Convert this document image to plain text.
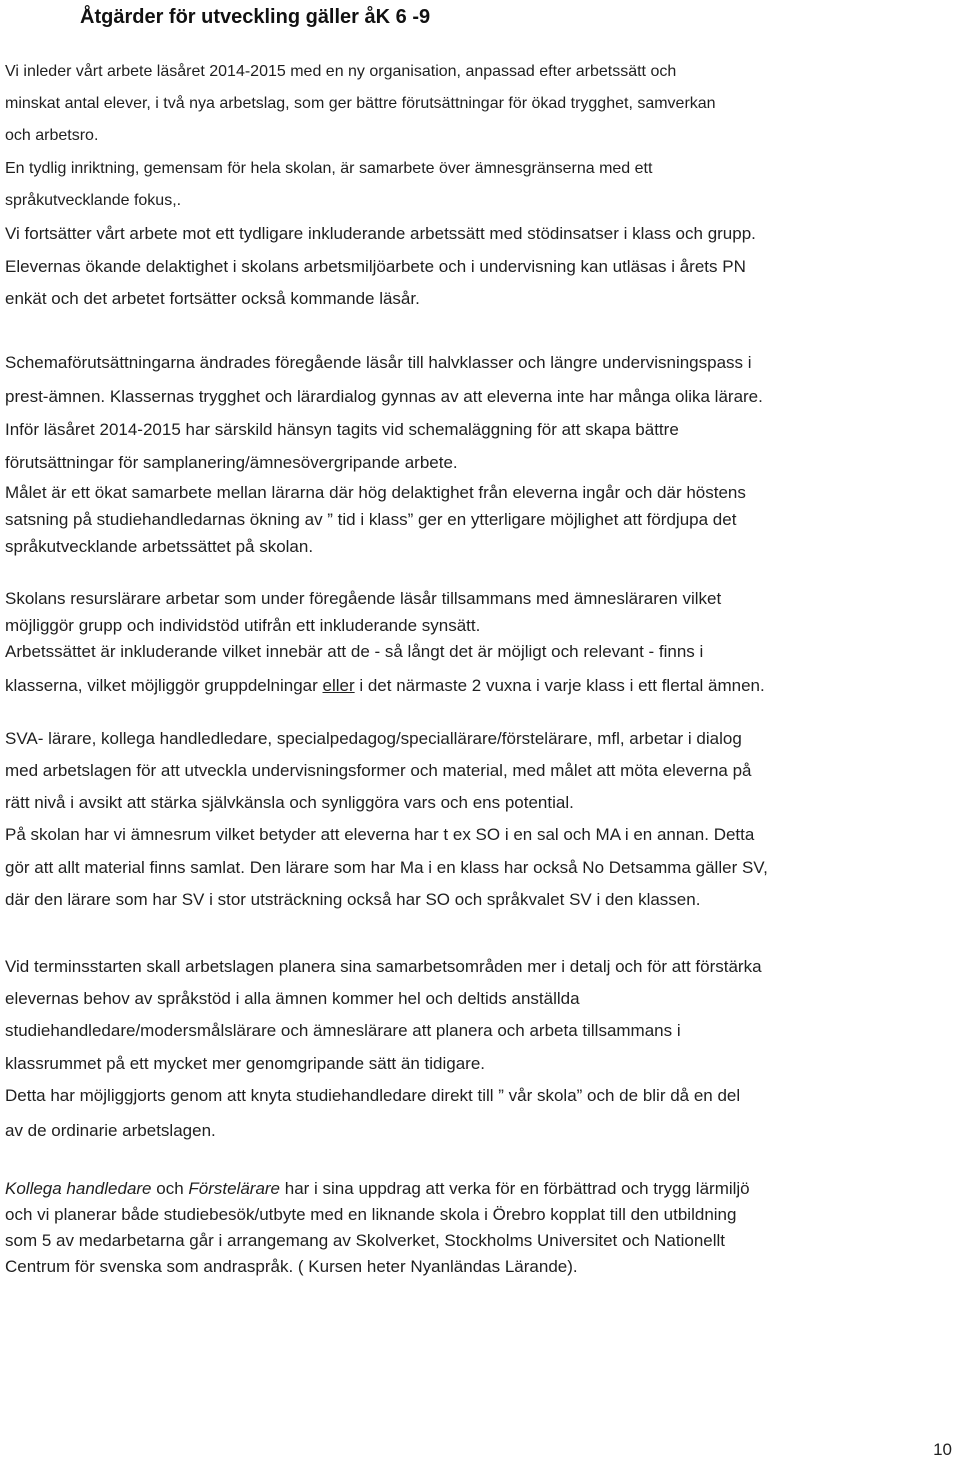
Åtgärder för utveckling gäller åK 6 -9
Vi inleder vårt arbete läsåret 2014-2015 med en ny organisation, anpassad efter arbetssätt och
minskat antal elever, i två nya arbetslag, som ger bättre förutsättningar för ökad trygghet, samverkan
och arbetsro.
En tydlig inriktning, gemensam för hela skolan, är samarbete över ämnesgränserna med ett
språkutvecklande fokus,.
Vi fortsätter vårt arbete mot ett tydligare inkluderande arbetssätt med stödinsatser i klass och grupp.
Elevernas ökande delaktighet i skolans arbetsmiljöarbete och i undervisning kan utläsas i årets PN
enkät och det arbetet fortsätter också kommande läsår.
Schemaförutsättningarna ändrades föregående läsår till halvklasser och längre undervisningspass i
prest-ämnen. Klassernas trygghet och lärardialog gynnas av att eleverna inte har många olika lärare.
Inför läsåret 2014-2015 har särskild hänsyn tagits vid schemaläggning för att skapa bättre
förutsättningar för samplanering/ämnesövergripande arbete.
Målet är ett ökat samarbete mellan lärarna där hög delaktighet från eleverna ingår och där höstens
satsning på studiehandledarnas ökning av ” tid i klass” ger en ytterligare möjlighet att fördjupa det
språkutvecklande arbetssättet på skolan.
Skolans resurslärare arbetar som under föregående läsår tillsammans med ämnesläraren vilket
möjliggör grupp och individstöd utifrån ett inkluderande synsätt.
Arbetssättet är inkluderande vilket innebär att de - så långt det är möjligt och relevant - finns i
klasserna, vilket möjliggör gruppdelningar eller i det närmaste 2 vuxna i varje klass i ett flertal ämnen.
SVA- lärare, kollega handledledare, specialpedagog/speciallärare/förstelärare, mfl, arbetar i dialog
med arbetslagen för att utveckla undervisningsformer och material, med målet att möta eleverna på
rätt nivå i avsikt att stärka självkänsla och synliggöra vars och ens potential.
På skolan har vi ämnesrum vilket betyder att eleverna har t ex SO i en sal och MA i en annan. Detta
gör att allt material finns samlat. Den lärare som har Ma i en klass har också No Detsamma gäller SV,
där den lärare som har SV i stor utsträckning också har SO och språkvalet SV i den klassen.
Vid terminsstarten skall arbetslagen planera sina samarbetsområden mer i detalj och för att förstärka
elevernas behov av språkstöd i alla ämnen kommer hel och deltids anställda
studiehandledare/modersmålslärare och ämneslärare att planera och arbeta tillsammans i
klassrummet på ett mycket mer genomgripande sätt än tidigare.
Detta har möjliggjorts genom att knyta studiehandledare direkt till ” vår skola” och de blir då en del
av de ordinarie arbetslagen.
Kollega handledare och Förstelärare har i sina uppdrag att verka för en förbättrad och trygg lärmiljö
och vi planerar både studiebesök/utbyte med en liknande skola i Örebro kopplat till den utbildning
som 5 av medarbetarna går i arrangemang av Skolverket, Stockholms Universitet och Nationellt
Centrum för svenska som andraspråk. ( Kursen heter Nyanländas Lärande).
10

════════════════════

- _PROBLEM DESCRIPTION_
Answer with one number only: how many lines in the listing include "studiehandledare".

- _ANSWER BOX_
2